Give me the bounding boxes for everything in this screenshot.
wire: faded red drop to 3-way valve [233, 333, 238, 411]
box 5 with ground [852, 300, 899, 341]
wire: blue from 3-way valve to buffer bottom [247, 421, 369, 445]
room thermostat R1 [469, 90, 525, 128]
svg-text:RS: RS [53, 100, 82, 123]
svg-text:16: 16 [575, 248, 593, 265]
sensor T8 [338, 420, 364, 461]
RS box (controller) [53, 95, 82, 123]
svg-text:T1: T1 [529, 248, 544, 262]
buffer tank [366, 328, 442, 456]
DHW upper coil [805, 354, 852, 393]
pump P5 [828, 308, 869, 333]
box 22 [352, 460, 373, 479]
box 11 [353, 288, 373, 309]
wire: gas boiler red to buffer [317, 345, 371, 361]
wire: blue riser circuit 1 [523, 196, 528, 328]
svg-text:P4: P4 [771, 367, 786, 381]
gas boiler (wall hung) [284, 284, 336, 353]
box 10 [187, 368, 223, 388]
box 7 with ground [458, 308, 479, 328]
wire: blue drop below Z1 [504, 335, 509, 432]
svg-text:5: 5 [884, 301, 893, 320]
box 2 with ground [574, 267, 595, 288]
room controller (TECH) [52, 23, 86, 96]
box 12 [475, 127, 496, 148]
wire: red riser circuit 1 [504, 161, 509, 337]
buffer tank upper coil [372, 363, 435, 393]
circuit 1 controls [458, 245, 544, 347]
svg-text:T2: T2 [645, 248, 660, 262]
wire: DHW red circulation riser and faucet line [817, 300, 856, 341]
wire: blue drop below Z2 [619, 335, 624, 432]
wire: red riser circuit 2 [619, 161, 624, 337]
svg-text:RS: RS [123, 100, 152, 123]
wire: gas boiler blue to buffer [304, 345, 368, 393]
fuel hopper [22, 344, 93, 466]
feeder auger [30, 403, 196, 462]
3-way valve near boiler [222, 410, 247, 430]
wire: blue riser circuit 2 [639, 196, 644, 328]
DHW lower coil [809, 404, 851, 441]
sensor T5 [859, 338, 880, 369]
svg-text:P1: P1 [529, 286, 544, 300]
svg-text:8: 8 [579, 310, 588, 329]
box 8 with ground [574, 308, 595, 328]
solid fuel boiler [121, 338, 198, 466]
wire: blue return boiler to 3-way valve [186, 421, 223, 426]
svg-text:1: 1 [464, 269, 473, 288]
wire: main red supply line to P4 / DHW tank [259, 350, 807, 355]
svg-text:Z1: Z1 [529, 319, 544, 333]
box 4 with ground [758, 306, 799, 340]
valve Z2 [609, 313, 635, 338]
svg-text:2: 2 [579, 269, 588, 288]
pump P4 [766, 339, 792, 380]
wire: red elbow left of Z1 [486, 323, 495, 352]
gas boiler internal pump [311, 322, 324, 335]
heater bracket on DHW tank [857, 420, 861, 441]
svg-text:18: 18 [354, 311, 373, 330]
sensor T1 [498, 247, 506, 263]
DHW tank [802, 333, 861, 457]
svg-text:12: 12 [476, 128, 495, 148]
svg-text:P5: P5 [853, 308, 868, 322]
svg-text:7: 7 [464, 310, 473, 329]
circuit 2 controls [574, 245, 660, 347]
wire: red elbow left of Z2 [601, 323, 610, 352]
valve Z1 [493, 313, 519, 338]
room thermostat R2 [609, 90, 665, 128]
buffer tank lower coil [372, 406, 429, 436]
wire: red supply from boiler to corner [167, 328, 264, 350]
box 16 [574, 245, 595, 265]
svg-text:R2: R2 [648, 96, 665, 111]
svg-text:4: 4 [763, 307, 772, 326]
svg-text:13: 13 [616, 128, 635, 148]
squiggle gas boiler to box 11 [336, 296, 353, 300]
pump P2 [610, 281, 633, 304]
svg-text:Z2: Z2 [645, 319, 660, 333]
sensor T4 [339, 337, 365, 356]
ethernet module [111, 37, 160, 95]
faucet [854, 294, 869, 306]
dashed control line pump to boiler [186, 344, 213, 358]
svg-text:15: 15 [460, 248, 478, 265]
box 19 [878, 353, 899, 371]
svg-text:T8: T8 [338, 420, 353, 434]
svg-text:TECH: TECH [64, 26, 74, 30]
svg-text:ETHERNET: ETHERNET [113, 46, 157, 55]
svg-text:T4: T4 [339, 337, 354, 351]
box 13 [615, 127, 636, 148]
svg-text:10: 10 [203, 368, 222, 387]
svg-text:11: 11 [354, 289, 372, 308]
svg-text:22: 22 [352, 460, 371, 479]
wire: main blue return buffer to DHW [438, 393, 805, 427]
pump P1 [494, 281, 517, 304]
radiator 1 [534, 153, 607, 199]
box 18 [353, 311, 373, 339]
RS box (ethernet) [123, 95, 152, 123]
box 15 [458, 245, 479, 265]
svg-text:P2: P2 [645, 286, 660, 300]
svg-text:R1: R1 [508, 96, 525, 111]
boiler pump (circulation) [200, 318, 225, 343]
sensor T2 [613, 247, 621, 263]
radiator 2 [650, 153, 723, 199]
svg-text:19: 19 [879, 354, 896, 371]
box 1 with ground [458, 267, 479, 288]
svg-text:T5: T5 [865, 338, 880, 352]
________________________________________
### Aim of the exercise
How many lines of the entries above contain the string "room", counting only matches with the same capitalization? Reply with the number alone.

### Answer to the task
3